Task to complete:
Each entry below is to be printed verbatim.

___ Exercise input ___

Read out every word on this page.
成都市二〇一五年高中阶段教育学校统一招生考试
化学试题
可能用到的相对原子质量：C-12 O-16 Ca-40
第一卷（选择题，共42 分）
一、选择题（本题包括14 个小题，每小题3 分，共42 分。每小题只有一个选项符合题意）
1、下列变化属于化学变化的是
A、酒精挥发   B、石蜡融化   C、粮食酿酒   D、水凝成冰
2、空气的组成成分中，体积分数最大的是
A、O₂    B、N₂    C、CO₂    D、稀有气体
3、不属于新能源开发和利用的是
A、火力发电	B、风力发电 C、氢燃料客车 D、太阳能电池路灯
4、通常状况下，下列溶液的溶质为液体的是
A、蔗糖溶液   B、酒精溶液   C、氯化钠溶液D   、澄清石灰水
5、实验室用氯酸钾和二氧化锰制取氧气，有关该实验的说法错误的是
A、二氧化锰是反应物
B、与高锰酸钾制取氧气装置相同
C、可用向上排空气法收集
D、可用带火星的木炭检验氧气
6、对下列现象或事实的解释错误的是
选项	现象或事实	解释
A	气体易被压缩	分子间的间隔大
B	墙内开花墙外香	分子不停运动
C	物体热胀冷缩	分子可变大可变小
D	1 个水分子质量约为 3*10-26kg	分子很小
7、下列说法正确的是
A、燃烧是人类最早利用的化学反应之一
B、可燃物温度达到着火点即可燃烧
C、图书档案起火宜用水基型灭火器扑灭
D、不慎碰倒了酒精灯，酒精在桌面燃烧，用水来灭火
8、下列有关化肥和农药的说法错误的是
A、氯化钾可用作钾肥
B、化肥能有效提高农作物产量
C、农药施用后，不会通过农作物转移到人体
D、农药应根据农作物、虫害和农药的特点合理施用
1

___

Finished exercise:
Read out every word on this page.
成都市二〇一五年高中阶段教育学校统一招生考试
化学试题
可能用到的相对原子质量：C-12 O-16 Ca-40
第一卷（选择题，共42 分）
一、选择题（本题包括14 个小题，每小题3 分，共42 分。每小题只有一个选项符合题意）
1、下列变化属于化学变化的是
A、酒精挥发   B、石蜡融化   C、粮食酿酒   D、水凝成冰
2、空气的组成成分中，体积分数最大的是
A、O₂    B、N₂    C、CO₂    D、稀有气体
3、不属于新能源开发和利用的是
A、火力发电	B、风力发电 C、氢燃料客车 D、太阳能电池路灯
4、通常状况下，下列溶液的溶质为液体的是
A、蔗糖溶液   B、酒精溶液   C、氯化钠溶液D   、澄清石灰水
5、实验室用氯酸钾和二氧化锰制取氧气，有关该实验的说法错误的是
A、二氧化锰是反应物
B、与高锰酸钾制取氧气装置相同
C、可用向上排空气法收集
D、可用带火星的木炭检验氧气
6、对下列现象或事实的解释错误的是
选项	现象或事实	解释
A	气体易被压缩	分子间的间隔大
B	墙内开花墙外香	分子不停运动
C	物体热胀冷缩	分子可变大可变小
D	1 个水分子质量约为 3*10-26kg	分子很小
7、下列说法正确的是
A、燃烧是人类最早利用的化学反应之一
B、可燃物温度达到着火点即可燃烧
C、图书档案起火宜用水基型灭火器扑灭
D、不慎碰倒了酒精灯，酒精在桌面燃烧，用水来灭火
8、下列有关化肥和农药的说法错误的是
A、氯化钾可用作钾肥
B、化肥能有效提高农作物产量
C、农药施用后，不会通过农作物转移到人体
D、农药应根据农作物、虫害和农药的特点合理施用
1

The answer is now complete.